Write the records out again, precisely as they stand.

Working data:
+ + + +

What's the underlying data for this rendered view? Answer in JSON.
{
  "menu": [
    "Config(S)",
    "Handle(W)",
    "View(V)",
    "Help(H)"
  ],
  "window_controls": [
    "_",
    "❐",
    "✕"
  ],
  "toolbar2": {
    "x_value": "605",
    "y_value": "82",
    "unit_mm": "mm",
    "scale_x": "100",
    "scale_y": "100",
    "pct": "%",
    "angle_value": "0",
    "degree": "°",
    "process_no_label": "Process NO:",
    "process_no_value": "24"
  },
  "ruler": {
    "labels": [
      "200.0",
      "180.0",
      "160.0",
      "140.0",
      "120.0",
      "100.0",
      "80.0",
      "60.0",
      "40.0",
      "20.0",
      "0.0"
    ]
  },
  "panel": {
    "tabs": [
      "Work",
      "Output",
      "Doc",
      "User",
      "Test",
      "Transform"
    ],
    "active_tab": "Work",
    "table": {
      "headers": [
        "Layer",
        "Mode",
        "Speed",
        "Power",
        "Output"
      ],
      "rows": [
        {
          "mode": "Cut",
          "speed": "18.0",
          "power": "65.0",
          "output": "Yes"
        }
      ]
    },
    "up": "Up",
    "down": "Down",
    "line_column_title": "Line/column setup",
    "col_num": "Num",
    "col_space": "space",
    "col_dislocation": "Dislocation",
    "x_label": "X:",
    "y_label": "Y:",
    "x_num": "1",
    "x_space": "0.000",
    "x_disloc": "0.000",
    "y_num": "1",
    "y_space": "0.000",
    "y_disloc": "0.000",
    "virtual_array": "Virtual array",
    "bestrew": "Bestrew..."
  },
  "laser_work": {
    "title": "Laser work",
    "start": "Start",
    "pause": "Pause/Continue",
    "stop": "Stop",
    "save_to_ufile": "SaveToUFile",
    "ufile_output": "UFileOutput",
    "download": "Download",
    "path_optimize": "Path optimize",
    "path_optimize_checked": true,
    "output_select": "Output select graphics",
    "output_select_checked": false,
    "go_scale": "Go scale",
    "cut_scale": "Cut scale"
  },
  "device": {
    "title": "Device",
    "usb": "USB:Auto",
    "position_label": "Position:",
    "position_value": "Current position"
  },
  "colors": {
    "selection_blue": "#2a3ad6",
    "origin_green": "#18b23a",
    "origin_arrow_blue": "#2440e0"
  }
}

+ + + +

Task response:
What's the underlying data for this rendered view? Answer in JSON.
{
  "menu": [
    "Config(S)",
    "Handle(W)",
    "View(V)",
    "Help(H)"
  ],
  "window_controls": [
    "_",
    "❐",
    "✕"
  ],
  "toolbar2": {
    "x_value": "605",
    "y_value": "82",
    "unit_mm": "mm",
    "scale_x": "100",
    "scale_y": "100",
    "pct": "%",
    "angle_value": "0",
    "degree": "°",
    "process_no_label": "Process NO:",
    "process_no_value": "24"
  },
  "ruler": {
    "labels": [
      "200.0",
      "180.0",
      "160.0",
      "140.0",
      "120.0",
      "100.0",
      "80.0",
      "60.0",
      "40.0",
      "20.0",
      "0.0"
    ]
  },
  "panel": {
    "tabs": [
      "Work",
      "Output",
      "Doc",
      "User",
      "Test",
      "Transform"
    ],
    "active_tab": "Work",
    "table": {
      "headers": [
        "Layer",
        "Mode",
        "Speed",
        "Power",
        "Output"
      ],
      "rows": [
        {
          "mode": "Cut",
          "speed": "18.0",
          "power": "65.0",
          "output": "Yes"
        }
      ]
    },
    "up": "Up",
    "down": "Down",
    "line_column_title": "Line/column setup",
    "col_num": "Num",
    "col_space": "space",
    "col_dislocation": "Dislocation",
    "x_label": "X:",
    "y_label": "Y:",
    "x_num": "1",
    "x_space": "0.000",
    "x_disloc": "0.000",
    "y_num": "1",
    "y_space": "0.000",
    "y_disloc": "0.000",
    "virtual_array": "Virtual array",
    "bestrew": "Bestrew..."
  },
  "laser_work": {
    "title": "Laser work",
    "start": "Start",
    "pause": "Pause/Continue",
    "stop": "Stop",
    "save_to_ufile": "SaveToUFile",
    "ufile_output": "UFileOutput",
    "download": "Download",
    "path_optimize": "Path optimize",
    "path_optimize_checked": true,
    "output_select": "Output select graphics",
    "output_select_checked": false,
    "go_scale": "Go scale",
    "cut_scale": "Cut scale"
  },
  "device": {
    "title": "Device",
    "usb": "USB:Auto",
    "position_label": "Position:",
    "position_value": "Current position"
  },
  "colors": {
    "selection_blue": "#2a3ad6",
    "origin_green": "#18b23a",
    "origin_arrow_blue": "#2440e0"
  }
}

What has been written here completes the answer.